Problem statement >>
Show every line where "page" occurs.

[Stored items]
== == ==

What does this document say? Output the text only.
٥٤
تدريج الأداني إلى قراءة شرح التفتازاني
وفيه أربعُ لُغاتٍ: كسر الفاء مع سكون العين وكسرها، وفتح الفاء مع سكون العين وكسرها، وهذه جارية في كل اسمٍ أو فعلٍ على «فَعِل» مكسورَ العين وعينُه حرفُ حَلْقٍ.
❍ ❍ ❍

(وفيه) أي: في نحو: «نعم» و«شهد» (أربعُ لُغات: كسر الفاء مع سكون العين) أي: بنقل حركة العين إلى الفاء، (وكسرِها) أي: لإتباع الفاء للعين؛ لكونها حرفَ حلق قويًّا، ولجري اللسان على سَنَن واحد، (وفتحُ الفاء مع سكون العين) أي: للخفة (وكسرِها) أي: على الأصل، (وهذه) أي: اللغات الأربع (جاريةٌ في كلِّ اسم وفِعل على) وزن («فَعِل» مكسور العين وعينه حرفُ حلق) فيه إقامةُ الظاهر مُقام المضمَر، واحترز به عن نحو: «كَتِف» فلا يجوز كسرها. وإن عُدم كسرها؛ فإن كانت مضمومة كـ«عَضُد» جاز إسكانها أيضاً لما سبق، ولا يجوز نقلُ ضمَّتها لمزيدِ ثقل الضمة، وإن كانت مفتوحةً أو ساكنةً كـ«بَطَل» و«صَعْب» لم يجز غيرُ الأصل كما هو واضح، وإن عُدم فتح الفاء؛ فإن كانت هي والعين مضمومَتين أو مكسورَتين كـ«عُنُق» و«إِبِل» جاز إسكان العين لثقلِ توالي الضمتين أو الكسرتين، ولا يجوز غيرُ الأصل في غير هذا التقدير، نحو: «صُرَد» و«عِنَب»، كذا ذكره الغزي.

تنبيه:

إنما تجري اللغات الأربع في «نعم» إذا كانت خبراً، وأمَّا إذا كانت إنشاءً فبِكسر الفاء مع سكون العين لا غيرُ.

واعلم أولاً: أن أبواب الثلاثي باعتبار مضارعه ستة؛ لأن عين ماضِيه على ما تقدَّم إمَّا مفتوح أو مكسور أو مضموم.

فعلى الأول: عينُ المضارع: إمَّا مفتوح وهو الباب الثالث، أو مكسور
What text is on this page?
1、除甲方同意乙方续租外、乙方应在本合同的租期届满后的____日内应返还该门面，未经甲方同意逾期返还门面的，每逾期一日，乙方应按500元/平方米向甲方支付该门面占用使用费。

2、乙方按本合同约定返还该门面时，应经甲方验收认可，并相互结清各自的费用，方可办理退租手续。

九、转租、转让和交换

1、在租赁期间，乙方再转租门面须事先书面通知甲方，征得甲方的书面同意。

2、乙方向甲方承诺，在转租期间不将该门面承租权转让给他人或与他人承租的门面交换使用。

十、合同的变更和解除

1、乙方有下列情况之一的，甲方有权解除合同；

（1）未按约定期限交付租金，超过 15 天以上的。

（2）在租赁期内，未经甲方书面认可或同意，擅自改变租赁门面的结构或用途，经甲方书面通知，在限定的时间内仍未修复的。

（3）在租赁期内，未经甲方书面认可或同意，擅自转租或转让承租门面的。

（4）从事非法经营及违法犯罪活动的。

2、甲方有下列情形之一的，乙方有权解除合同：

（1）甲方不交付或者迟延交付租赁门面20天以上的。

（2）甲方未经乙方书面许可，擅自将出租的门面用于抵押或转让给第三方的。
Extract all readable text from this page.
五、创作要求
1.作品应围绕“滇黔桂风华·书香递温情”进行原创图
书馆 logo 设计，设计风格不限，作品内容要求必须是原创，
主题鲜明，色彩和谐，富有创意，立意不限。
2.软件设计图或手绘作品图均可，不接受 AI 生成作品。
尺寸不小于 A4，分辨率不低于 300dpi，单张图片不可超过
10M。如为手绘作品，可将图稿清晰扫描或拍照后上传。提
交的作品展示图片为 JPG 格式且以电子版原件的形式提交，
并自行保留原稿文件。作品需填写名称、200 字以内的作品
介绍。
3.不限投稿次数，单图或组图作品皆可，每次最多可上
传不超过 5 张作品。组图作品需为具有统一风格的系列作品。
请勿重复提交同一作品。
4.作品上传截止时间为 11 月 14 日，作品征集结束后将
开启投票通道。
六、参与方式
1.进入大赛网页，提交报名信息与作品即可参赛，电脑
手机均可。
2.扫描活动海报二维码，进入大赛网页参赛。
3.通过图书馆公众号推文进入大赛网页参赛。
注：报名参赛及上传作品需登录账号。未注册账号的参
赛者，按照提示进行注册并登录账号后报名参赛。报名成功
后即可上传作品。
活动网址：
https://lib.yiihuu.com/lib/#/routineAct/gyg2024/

== == ==

Task answer >>
What text is on this page?
Extract all readable text from this page.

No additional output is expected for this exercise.